• _OBJECTIVE_:
Your answer is a single number: the count of lines that contain the string "screenshot".

# START OF EXTRACTED MATERIAL

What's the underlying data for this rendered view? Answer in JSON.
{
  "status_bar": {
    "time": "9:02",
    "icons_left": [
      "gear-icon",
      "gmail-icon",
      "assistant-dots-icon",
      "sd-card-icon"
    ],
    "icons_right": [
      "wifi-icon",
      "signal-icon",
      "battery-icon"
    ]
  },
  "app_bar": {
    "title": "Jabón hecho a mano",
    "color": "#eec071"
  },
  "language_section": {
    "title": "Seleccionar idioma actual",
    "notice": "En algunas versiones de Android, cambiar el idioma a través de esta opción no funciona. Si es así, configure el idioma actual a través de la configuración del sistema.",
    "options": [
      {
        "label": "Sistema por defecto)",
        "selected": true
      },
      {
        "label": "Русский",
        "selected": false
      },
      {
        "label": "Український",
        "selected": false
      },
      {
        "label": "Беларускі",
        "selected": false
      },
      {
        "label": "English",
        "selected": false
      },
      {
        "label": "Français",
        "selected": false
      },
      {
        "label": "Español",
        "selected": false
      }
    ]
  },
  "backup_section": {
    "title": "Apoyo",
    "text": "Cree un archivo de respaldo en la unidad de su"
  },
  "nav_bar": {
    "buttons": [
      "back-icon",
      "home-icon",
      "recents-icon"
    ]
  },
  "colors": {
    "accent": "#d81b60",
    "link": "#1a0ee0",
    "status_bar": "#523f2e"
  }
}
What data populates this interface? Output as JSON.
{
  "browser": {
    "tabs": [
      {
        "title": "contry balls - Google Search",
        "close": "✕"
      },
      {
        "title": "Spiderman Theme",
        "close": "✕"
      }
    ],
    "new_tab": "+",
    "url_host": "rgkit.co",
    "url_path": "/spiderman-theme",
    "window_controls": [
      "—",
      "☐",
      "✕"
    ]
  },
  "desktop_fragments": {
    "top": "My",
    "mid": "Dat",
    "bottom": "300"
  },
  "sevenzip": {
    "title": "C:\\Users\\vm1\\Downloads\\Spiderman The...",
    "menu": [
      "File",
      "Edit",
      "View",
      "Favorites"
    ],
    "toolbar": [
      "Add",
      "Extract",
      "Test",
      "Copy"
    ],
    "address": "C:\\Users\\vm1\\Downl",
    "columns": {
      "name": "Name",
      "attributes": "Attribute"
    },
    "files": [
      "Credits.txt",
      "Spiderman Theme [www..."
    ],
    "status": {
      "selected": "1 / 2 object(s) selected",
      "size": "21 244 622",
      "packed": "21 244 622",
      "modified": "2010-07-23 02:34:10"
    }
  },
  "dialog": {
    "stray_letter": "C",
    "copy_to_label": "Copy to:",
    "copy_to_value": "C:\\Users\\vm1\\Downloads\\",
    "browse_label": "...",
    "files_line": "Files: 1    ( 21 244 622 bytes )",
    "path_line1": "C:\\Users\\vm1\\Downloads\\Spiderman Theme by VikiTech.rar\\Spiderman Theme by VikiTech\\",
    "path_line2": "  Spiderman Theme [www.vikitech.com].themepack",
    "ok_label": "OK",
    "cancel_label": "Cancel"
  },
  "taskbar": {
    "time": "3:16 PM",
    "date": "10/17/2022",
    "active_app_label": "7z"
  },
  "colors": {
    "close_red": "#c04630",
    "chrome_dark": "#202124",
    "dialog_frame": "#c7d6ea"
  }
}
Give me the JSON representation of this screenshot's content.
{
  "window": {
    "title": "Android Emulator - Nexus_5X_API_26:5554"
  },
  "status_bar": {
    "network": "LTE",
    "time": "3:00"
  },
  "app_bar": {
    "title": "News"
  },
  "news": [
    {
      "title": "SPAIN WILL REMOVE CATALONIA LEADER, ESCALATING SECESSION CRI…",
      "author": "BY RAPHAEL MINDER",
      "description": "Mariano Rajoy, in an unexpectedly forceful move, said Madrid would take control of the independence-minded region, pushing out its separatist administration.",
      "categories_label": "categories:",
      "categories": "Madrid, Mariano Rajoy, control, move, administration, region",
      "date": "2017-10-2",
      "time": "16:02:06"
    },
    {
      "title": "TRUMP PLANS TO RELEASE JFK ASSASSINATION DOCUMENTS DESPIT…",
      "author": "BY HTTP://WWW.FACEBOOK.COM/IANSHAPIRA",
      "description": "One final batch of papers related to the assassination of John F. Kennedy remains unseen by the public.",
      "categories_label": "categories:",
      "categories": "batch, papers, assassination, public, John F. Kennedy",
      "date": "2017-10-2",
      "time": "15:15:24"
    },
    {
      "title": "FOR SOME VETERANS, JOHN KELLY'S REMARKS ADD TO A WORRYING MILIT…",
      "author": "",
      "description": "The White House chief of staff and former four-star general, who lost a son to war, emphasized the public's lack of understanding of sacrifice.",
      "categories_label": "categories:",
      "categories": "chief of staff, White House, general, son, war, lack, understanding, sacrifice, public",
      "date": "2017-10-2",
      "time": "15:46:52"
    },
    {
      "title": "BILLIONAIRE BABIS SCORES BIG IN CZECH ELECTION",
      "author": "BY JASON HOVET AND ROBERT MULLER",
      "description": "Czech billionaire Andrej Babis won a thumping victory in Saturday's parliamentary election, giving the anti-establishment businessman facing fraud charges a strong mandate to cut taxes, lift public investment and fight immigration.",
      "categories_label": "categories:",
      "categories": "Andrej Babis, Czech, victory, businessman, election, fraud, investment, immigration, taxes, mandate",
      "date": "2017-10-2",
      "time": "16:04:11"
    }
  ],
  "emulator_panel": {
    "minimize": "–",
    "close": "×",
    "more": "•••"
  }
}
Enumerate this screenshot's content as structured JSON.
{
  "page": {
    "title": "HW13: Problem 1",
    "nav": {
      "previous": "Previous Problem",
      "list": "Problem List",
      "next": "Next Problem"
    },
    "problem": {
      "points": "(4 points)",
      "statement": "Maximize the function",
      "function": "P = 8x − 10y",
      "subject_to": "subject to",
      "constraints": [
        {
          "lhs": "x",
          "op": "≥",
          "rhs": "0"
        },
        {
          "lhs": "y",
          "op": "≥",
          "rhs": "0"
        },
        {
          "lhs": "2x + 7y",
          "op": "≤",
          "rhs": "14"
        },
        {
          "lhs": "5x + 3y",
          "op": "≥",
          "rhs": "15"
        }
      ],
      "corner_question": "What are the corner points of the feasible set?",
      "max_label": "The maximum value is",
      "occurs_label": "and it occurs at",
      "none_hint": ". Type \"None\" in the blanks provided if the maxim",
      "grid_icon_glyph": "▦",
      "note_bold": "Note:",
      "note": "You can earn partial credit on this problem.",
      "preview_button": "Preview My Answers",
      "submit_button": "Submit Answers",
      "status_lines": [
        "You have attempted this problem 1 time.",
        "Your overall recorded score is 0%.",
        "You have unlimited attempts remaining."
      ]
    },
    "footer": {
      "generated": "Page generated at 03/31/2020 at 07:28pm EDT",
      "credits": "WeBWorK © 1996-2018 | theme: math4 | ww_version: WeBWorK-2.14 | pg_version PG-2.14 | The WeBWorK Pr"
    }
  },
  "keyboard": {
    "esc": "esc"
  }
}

# END OF EXTRACTED MATERIAL

• _CORRECT RESPONSE_:
2